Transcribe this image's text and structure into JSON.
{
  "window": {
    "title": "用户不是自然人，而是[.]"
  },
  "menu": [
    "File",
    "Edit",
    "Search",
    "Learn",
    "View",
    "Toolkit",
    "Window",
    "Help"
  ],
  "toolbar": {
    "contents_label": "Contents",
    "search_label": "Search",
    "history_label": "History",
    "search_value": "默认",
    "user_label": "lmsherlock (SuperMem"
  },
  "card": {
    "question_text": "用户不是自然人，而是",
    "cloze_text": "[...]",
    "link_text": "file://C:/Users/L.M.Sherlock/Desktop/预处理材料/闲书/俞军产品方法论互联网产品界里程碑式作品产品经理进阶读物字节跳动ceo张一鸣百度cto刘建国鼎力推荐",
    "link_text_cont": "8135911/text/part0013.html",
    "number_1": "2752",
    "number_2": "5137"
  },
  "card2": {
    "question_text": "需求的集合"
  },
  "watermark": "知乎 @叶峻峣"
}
== == ==
▸ **PROBLEM DESCRIPTION**
Reproduce the listing in full. Keep it exactly as written.

▸ **RESPONSE TO THE TASK**
Transcribe this image's text and structure into JSON.
{
  "window": {
    "title": "用户不是自然人，而是[.]"
  },
  "menu": [
    "File",
    "Edit",
    "Search",
    "Learn",
    "View",
    "Toolkit",
    "Window",
    "Help"
  ],
  "toolbar": {
    "contents_label": "Contents",
    "search_label": "Search",
    "history_label": "History",
    "search_value": "默认",
    "user_label": "lmsherlock (SuperMem"
  },
  "card": {
    "question_text": "用户不是自然人，而是",
    "cloze_text": "[...]",
    "link_text": "file://C:/Users/L.M.Sherlock/Desktop/预处理材料/闲书/俞军产品方法论互联网产品界里程碑式作品产品经理进阶读物字节跳动ceo张一鸣百度cto刘建国鼎力推荐",
    "link_text_cont": "8135911/text/part0013.html",
    "number_1": "2752",
    "number_2": "5137"
  },
  "card2": {
    "question_text": "需求的集合"
  },
  "watermark": "知乎 @叶峻峣"
}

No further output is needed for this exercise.